EXERCISE OBJECTIVE =>
List each line of the data that holds the string "vositalari", please.

[Dataset items]
---

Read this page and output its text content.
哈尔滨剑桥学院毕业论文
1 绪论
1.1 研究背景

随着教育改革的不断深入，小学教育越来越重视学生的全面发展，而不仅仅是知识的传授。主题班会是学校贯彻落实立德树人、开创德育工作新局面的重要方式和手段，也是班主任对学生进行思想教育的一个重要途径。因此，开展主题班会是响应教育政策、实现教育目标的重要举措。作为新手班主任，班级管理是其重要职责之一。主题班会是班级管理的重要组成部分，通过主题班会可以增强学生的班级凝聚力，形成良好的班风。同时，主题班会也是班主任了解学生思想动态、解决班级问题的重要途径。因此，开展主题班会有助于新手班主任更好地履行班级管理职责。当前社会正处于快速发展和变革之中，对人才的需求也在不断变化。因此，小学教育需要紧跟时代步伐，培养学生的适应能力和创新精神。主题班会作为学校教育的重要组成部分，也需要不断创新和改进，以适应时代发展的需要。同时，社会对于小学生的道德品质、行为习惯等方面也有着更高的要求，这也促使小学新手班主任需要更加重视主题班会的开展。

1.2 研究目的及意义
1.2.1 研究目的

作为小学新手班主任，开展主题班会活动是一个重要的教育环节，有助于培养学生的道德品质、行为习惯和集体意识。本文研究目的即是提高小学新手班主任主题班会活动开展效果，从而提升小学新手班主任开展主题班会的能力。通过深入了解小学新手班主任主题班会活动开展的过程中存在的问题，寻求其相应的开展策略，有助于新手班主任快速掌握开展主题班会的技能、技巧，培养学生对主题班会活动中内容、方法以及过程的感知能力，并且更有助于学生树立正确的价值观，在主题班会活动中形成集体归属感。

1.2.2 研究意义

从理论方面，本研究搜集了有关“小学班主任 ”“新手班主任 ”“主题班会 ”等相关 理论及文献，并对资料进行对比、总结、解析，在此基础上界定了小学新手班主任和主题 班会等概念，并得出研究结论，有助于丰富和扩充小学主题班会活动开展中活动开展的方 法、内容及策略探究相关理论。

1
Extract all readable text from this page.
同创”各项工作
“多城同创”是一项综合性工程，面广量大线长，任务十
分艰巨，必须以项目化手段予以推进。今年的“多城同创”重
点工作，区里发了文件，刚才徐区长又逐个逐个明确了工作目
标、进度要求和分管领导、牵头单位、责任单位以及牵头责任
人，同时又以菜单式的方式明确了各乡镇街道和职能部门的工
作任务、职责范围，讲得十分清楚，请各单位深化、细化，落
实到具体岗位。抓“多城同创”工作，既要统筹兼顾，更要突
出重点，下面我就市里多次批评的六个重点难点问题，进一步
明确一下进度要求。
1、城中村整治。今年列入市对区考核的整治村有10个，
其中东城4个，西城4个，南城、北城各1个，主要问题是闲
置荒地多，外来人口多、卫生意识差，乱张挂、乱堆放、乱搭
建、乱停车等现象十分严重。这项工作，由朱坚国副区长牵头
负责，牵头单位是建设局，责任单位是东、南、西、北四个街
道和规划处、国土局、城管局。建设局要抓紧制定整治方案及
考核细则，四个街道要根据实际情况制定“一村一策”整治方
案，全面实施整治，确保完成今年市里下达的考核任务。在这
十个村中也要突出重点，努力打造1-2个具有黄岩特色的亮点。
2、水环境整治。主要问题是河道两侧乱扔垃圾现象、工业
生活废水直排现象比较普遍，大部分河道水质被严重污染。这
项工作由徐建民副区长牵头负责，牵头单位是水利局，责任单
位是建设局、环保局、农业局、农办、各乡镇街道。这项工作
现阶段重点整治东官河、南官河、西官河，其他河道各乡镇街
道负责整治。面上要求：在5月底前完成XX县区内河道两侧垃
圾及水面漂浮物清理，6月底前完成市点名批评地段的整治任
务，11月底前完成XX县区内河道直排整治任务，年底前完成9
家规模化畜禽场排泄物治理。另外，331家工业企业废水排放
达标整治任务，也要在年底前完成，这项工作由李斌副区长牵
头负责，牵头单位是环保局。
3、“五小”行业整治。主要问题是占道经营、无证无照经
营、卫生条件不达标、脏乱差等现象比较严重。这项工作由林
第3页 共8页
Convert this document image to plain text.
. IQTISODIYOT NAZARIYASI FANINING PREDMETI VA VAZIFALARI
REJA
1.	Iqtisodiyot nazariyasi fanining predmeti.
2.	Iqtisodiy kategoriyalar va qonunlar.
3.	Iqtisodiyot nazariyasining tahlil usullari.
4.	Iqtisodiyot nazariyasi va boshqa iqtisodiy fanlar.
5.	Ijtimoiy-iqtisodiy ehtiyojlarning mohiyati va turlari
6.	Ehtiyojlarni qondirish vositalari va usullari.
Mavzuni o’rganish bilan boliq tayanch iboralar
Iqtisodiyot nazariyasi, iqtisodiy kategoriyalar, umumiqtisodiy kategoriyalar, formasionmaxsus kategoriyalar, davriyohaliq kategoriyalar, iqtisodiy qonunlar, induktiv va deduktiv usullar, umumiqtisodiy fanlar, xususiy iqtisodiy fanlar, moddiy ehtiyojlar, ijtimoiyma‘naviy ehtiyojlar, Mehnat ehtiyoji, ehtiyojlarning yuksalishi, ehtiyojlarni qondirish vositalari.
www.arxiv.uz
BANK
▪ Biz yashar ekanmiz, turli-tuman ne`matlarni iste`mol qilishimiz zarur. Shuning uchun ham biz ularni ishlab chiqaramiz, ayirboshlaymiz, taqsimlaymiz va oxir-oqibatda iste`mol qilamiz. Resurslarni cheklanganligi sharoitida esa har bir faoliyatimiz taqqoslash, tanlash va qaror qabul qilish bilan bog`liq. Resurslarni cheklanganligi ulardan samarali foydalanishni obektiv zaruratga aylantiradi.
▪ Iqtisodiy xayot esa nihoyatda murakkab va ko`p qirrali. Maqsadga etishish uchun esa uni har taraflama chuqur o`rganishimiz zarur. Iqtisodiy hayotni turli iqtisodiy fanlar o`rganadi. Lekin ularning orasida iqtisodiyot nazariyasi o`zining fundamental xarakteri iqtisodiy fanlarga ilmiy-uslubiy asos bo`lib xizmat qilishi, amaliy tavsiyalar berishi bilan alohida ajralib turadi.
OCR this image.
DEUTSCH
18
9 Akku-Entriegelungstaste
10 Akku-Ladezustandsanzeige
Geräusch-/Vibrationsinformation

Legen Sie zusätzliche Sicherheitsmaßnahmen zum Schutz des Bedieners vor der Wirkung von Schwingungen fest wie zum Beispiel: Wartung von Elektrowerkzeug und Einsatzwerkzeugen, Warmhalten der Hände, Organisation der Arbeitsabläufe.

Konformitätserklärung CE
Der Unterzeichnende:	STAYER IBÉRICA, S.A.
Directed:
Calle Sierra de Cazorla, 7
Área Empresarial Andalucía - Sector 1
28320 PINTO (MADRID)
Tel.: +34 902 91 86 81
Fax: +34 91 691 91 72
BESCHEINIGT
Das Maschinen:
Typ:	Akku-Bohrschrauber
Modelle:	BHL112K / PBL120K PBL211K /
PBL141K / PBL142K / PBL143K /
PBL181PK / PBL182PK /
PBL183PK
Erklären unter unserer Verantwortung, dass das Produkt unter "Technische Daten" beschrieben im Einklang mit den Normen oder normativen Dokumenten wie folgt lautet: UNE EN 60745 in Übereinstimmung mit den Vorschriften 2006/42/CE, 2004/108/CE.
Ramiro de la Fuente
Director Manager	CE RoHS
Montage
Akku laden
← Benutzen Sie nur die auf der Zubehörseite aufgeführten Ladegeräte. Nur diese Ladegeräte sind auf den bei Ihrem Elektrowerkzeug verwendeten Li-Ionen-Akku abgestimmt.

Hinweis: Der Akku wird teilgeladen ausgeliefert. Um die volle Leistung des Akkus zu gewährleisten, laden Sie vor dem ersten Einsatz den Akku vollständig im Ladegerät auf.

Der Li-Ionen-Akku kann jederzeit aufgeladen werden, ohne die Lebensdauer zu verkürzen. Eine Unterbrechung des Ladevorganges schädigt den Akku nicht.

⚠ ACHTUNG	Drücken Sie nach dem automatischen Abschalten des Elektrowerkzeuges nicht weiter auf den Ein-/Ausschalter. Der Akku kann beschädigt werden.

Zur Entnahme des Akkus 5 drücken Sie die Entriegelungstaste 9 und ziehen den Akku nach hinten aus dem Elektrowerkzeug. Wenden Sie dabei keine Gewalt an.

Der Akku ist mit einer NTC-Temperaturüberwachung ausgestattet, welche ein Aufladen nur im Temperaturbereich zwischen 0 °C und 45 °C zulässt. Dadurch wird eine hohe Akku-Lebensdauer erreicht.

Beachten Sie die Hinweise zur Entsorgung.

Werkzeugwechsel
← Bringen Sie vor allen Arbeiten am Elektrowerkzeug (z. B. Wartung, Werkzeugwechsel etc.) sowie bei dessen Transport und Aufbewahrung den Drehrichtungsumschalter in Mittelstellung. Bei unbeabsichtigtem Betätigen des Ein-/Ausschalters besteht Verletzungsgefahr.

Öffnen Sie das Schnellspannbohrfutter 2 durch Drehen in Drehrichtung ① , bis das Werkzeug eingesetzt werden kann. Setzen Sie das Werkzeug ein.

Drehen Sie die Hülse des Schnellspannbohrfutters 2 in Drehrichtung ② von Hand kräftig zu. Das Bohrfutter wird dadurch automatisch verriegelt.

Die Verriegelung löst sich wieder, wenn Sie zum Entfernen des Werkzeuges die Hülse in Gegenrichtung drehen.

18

---

ANSWER TO THIS TASK =>
6.	Ehtiyojlarni qondirish vositalari va usullari.
Iqtisodiyot nazariyasi, iqtisodiy kategoriyalar, umumiqtisodiy kategoriyalar, formasionmaxsus kategoriyalar, davriyohaliq kategoriyalar, iqtisodiy qonunlar, induktiv va deduktiv usullar, umumiqtisodiy fanlar, xususiy iqtisodiy fanlar, moddiy ehtiyojlar, ijtimoiyma‘naviy ehtiyojlar, Mehnat ehtiyoji, ehtiyojlarning yuksalishi, ehtiyojlarni qondirish vositalari.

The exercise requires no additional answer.